Medeniyetler çatışması, dini temellerde Hıristiyan-Müslüman zıtlığı olarak sergileniyor.

Bu durum Dinci Oligarşi olarak tanımlanabilir; ama bu Oligarşi kavramı ile olduğu gibi, kapitalist toplumun hakim sınıf ve sömürülen sınıf yapısını gizlemeye çalışan bir tanımlama olan Oligarşi kavramı için ilave açıklık sağlamaz.

Oligarşi denen hakim çevreler, gizemli, mistik veya ruhani bir güç değil. Tam tersine, bizim gibi sıradan insanlar olan ve kapitalist sistem içinde hakim sınıfı oluşturan, adına “resmi” söylemde burjuvazi dediğimiz kapitalist, sermayedar, para babası veya patron diye tanımlanan insanlar. Bu insanların hiçbir özgün, farklı veya onları sıradan insanlardan, işçi, memur, öğretmen, asker vs. ayıran bir ekstra vasıfları yok. Sadece kapitalist ilişki içinde hakim kesimi oluşturmaları, sahip oldukları parasal güçten kaynaklanıyor. Bir başka güçten değil.

Oligarşi denen patronlar sınıfının güç kaynağı, eskiden olduğu gibi bir tarikat şeyhi, imam, yada bugün olduğu gibi, asker veya polis gibi resmi veya mafya, çete gibi gayrı resmi silahlı güce sahip olanlar hiç değil.

Oligarşi tanımı ile sadece parasal (yani sermaye ve üretim araçları sahipleri) güce sahip patronlar (sermaye sahibi, kapitalist, burjuvazi) güce sahip olanlar anlaşılacaksa, o zaman illa bu tanımı kullanmada ısrar neden? Üstelik Dinci Oligarşi tanımı yaparak bu kapalılığa bir de karışıklık eklemek neden? Paranın dini olduğu nerede görülmüş?
*-*-*
• _Yönergeler_:
(1) Kaynak belgeye göre oligarşi denen çevreler neden kapitalist ilişki içinde hakim kesimi oluşturuyor? Bir ila üç cümleyle açıklayın.
(2) Kaynak belgedeki "Oligarşi denen hakim çevreler" diye başlayan paragrafı, ana bilgilerini koruyarak madde madde yeniden yazın.
(3) Aşağıdaki ifadeler kaynak belgeyle uyuşuyor mu? Her biri için evet ya da hayır deyin ve belgedeki belirleyici sözleri aynen alıntılayın.
(a) Patronlar sınıfının güç kaynağı, asker veya polis gibi silahlı güce sahip olanlardır.
(b) Medeniyetler çatışması, dini temellerde Hıristiyan-Müslüman zıtlığı olarak sergileniyor.
(c) Oligarşi kavramı, kapitalist toplumun sınıf yapısını açığa çıkarmaya çalışan bir tanımlamadır.

• _Gösterilen veriler_:
*-*-*
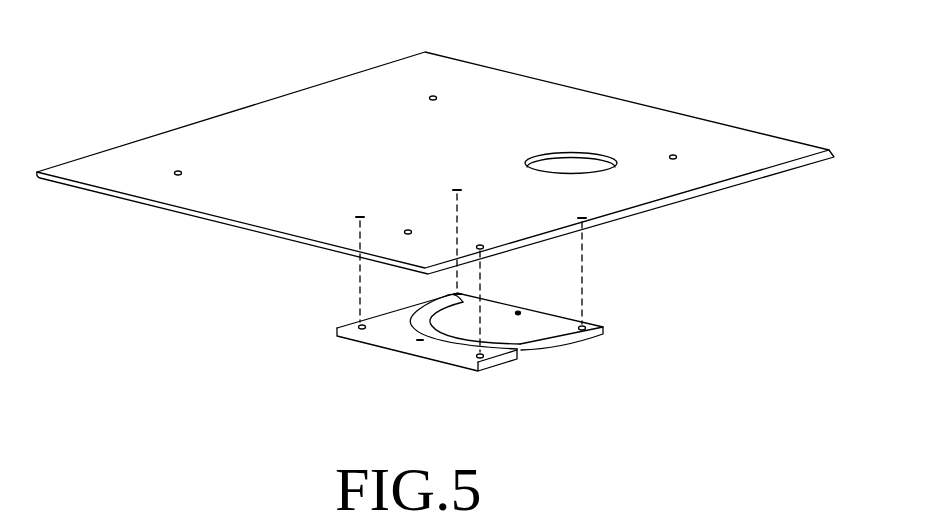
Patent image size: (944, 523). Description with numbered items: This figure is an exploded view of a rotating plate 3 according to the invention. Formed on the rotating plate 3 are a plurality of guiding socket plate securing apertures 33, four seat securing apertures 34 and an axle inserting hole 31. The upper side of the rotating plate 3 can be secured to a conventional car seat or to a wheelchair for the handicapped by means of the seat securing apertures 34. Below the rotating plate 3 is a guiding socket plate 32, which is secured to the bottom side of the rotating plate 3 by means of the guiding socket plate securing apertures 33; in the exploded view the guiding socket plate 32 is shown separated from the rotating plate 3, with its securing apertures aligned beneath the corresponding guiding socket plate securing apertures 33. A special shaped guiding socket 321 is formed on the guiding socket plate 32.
*-*-*
• _Alıştırma yanıtları_:
(1) Bu insanları işçi, memur, öğretmen ya da asker gibi sıradan insanlardan ayıran ekstra bir vasıf yoktur. Hakim kesimi oluşturmaları yalnızca sahip oldukları parasal güçten kaynaklanır, başka bir güçten değil.

(2)
- Oligarşi denen hakim çevreler gizemli, mistik ya da ruhani bir güç değildir.
- Bunlar bizim gibi sıradan insanlardır. Kapitalist sistemde hakim sınıfı oluştururlar ve kapitalist, sermayedar, para babası veya patron diye tanımlanırlar. "Resmi" söylemde bunlara burjuvazi denir.
- Onları işçi, memur, öğretmen, asker gibi sıradan insanlardan ayıran ekstra bir vasıfları yoktur.
- Hakim kesim olmaları yalnızca parasal güçlerinden kaynaklanır, başka bir güçten değil.

(3)
(a) Hayır: "asker veya polis gibi resmi veya mafya, çete gibi gayrı resmi silahlı güce sahip olanlar hiç değil"
(b) Evet: "Medeniyetler çatışması, dini temellerde Hıristiyan-Müslüman zıtlığı olarak sergileniyor."
(c) Hayır: "kapitalist toplumun hakim sınıf ve sömürülen sınıf yapısını gizlemeye çalışan bir tanımlama olan Oligarşi kavramı"